** Start of Entries supplied **
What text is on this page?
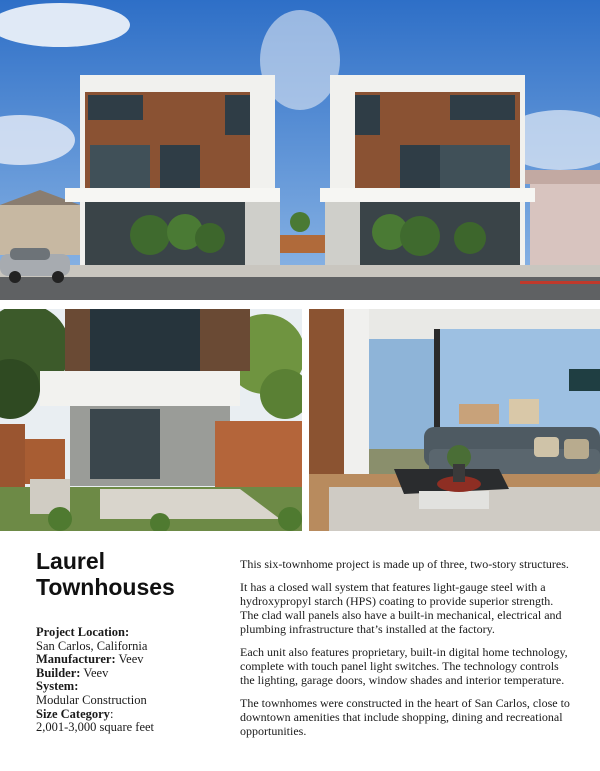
Laurel
Townhouses

Project Location:
San Carlos, California

Manufacturer: Veev

Builder: Veev

System:
Modular Construction

Size Category:
2,001-3,000 square feet

This six-townhome project is made up of three, two-story structures.

It has a closed wall system that features light-gauge steel with a hydroxypropyl starch (HPS) coating to provide superior strength. The clad wall panels also have a built-in mechanical, electrical and plumbing infrastructure that’s installed at the factory.

Each unit also features proprietary, built-in digital home technology, complete with touch panel light switches. The technology controls the lighting, garage doors, window shades and interior temperature.

The townhomes were constructed in the heart of San Carlos, close to downtown amenities that include shopping, dining and recreational opportunities.
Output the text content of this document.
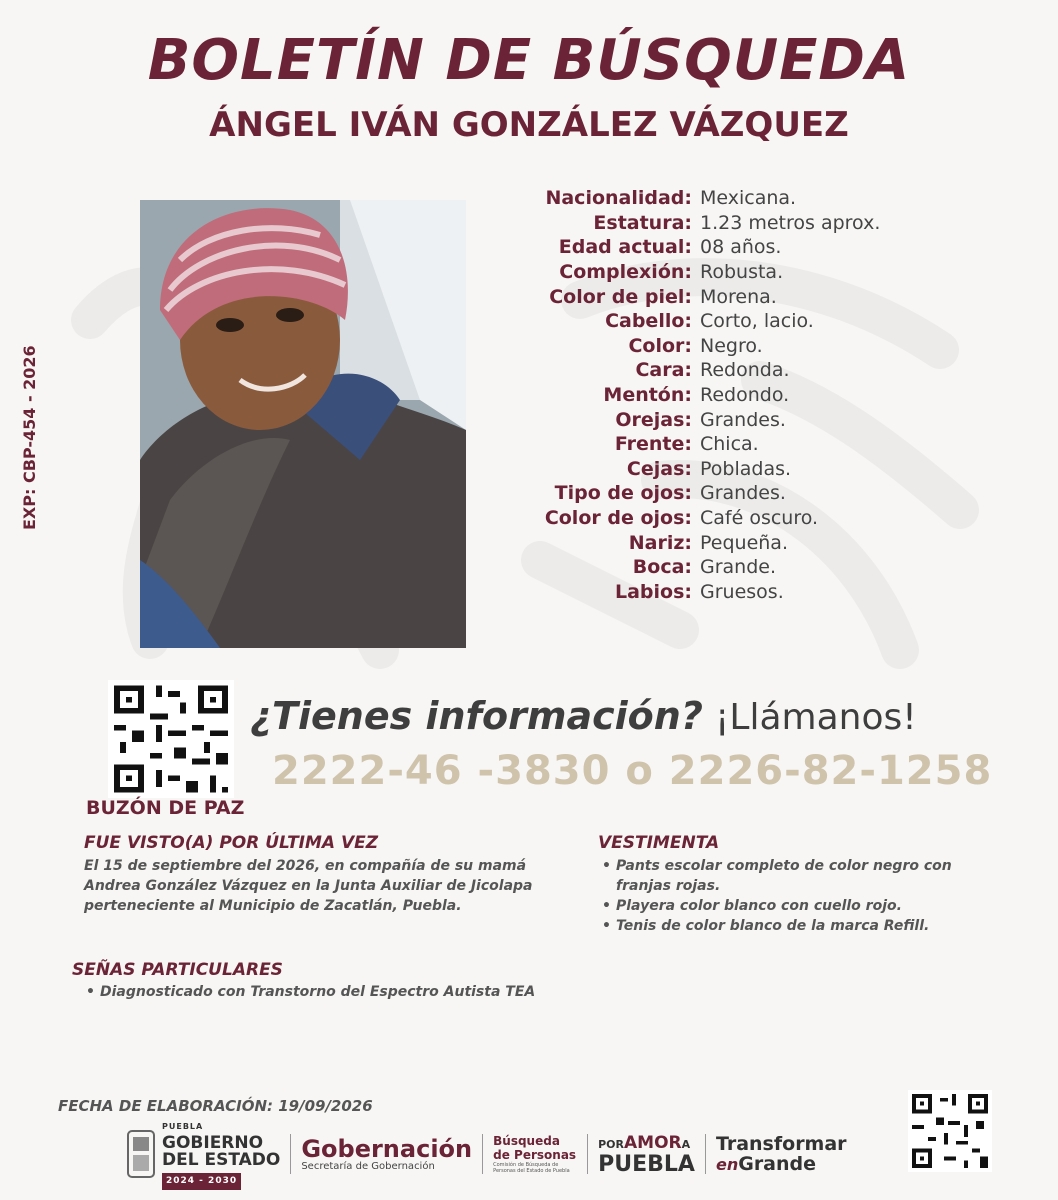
BOLETÍN DE BÚSQUEDA
ÁNGEL IVÁN GONZÁLEZ VÁZQUEZ
EXP: CBP-454 - 2026
Nacionalidad: Mexicana.
Estatura: 1.23 metros aprox.
Edad actual: 08 años.
Complexión: Robusta.
Color de piel: Morena.
Cabello: Corto, lacio.
Color: Negro.
Cara: Redonda.
Mentón: Redondo.
Orejas: Grandes.
Frente: Chica.
Cejas: Pobladas.
Tipo de ojos: Grandes.
Color de ojos: Café oscuro.
Nariz: Pequeña.
Boca: Grande.
Labios: Gruesos.
BUZÓN DE PAZ
¿Tienes información? ¡Llámanos!
2222-46 -3830 o 2226-82-1258
FUE VISTO(A) POR ÚLTIMA VEZ
El 15 de septiembre del 2026, en compañía de su mamá Andrea González Vázquez en la Junta Auxiliar de Jicolapa perteneciente al Municipio de Zacatlán, Puebla.
VESTIMENTA
• Pants escolar completo de color negro con franjas rojas.
• Playera color blanco con cuello rojo.
• Tenis de color blanco de la marca Refill.
SEÑAS PARTICULARES
• Diagnosticado con Transtorno del Espectro Autista TEA
FECHA DE ELABORACIÓN: 19/09/2026
PUEBLA
GOBIERNO
DEL ESTADO
2024 - 2030
Gobernación
Secretaría de Gobernación
Búsqueda
de Personas
Comisión de Búsqueda de Personas del Estado de Puebla
PORAMORA
PUEBLA
Transformar
enGrande
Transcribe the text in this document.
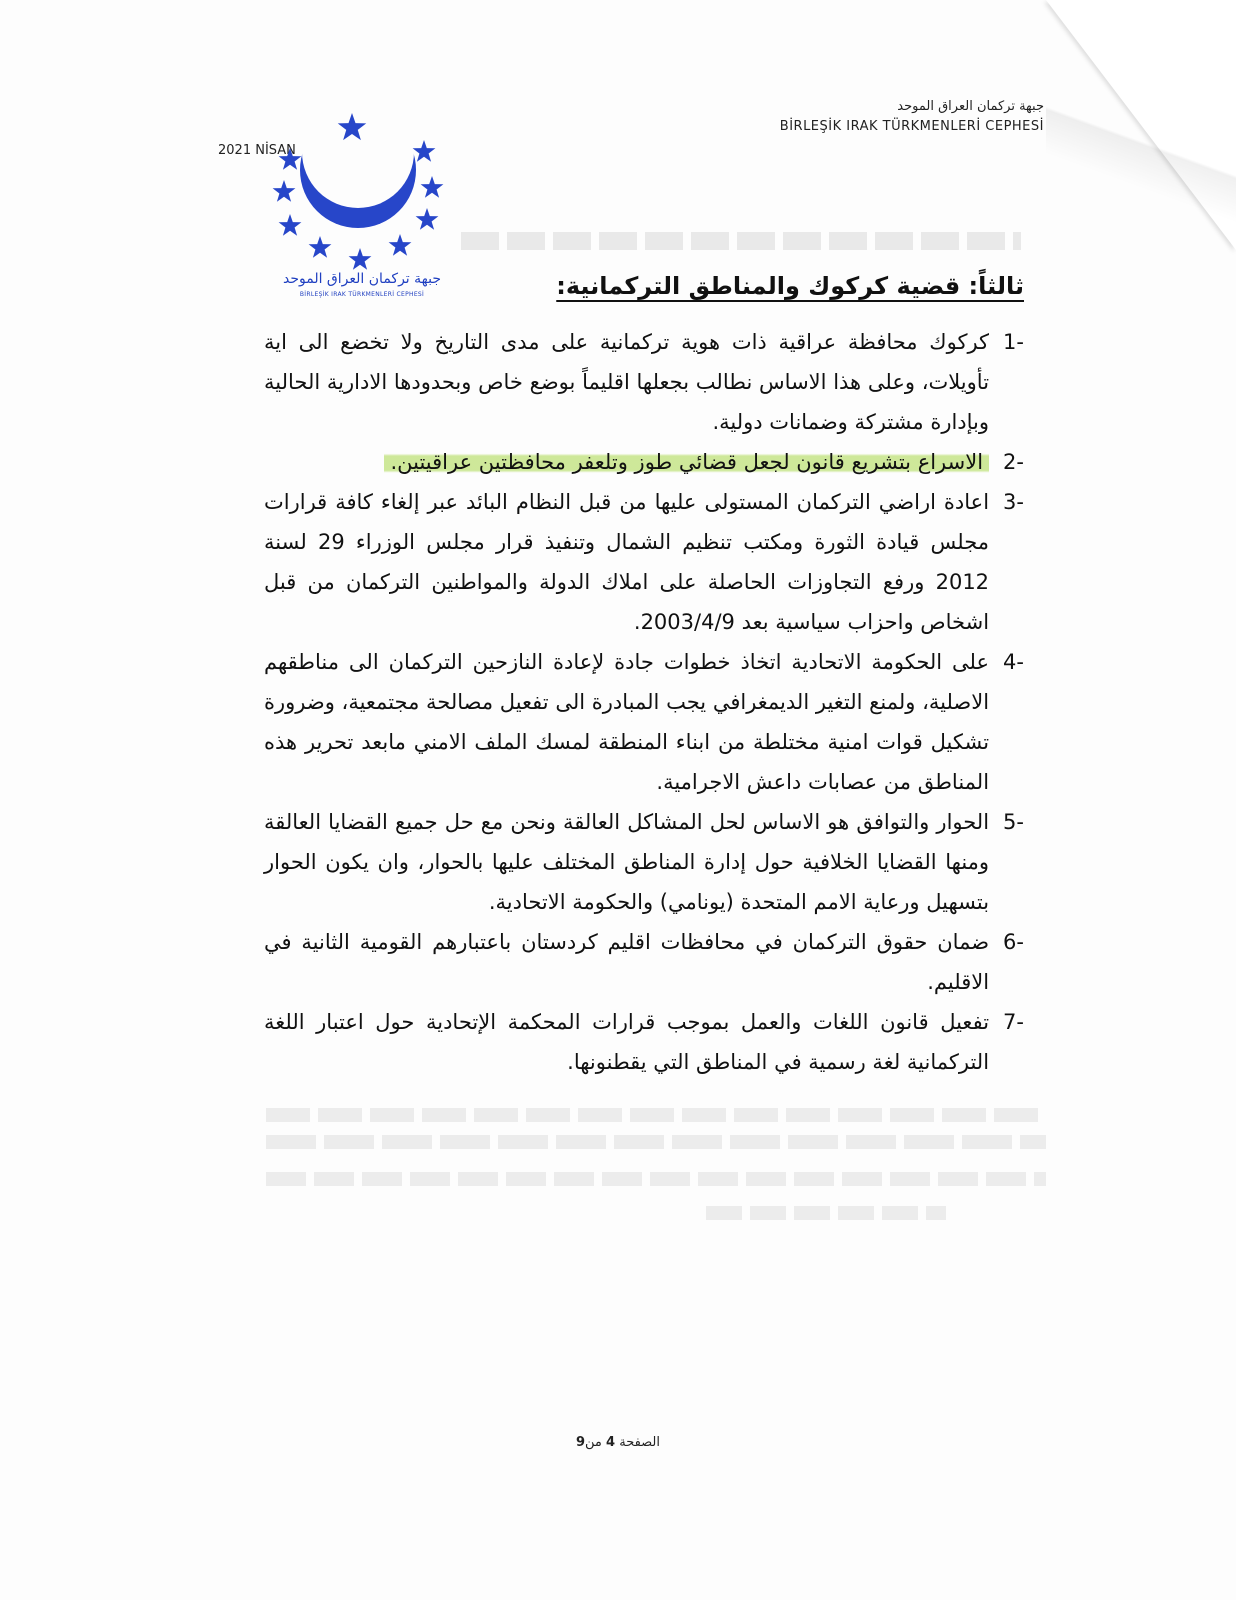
جبهة تركمان العراق الموحد
BİRLEŞİK IRAK TÜRKMENLERİ CEPHESİ
2021 NİSAN
جبهة تركمان العراق الموحد
BİRLEŞİK IRAK TÜRKMENLERİ CEPHESİ	ثالثاً: قضية كركوك والمناطق التركمانية:
-1
كركوك محافظة عراقية ذات هوية تركمانية على مدى التاريخ ولا تخضع الى اية تأويلات، وعلى هذا الاساس نطالب بجعلها اقليماً بوضع خاص وبحدودها الادارية الحالية وبإدارة مشتركة وضمانات دولية.
-2
الاسراع بتشريع قانون لجعل قضائي طوز وتلعفر محافظتين عراقيتين.
-3
اعادة اراضي التركمان المستولى عليها من قبل النظام البائد عبر إلغاء كافة قرارات مجلس قيادة الثورة ومكتب تنظيم الشمال وتنفيذ قرار مجلس الوزراء 29 لسنة 2012 ورفع التجاوزات الحاصلة على املاك الدولة والمواطنين التركمان من قبل اشخاص واحزاب سياسية بعد 2003/4/9.
-4
على الحكومة الاتحادية اتخاذ خطوات جادة لإعادة النازحين التركمان الى مناطقهم الاصلية، ولمنع التغير الديمغرافي يجب المبادرة الى تفعيل مصالحة مجتمعية، وضرورة تشكيل قوات امنية مختلطة من ابناء المنطقة لمسك الملف الامني مابعد تحرير هذه المناطق من عصابات داعش الاجرامية.
-5
الحوار والتوافق هو الاساس لحل المشاكل العالقة ونحن مع حل جميع القضايا العالقة ومنها القضايا الخلافية حول إدارة المناطق المختلف عليها بالحوار، وان يكون الحوار بتسهيل ورعاية الامم المتحدة (يونامي) والحكومة الاتحادية.
-6
ضمان حقوق التركمان في محافظات اقليم كردستان باعتبارهم القومية الثانية في الاقليم.
-7
تفعيل قانون اللغات والعمل بموجب قرارات المحكمة الإتحادية حول اعتبار اللغة التركمانية لغة رسمية في المناطق التي يقطنونها.
الصفحة 4 من9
** End of Entries supplied **
#### [Requirements]
Report the number of lines in the listing that include the string "قانون"; give nothing but the number.

#### [Output below]
2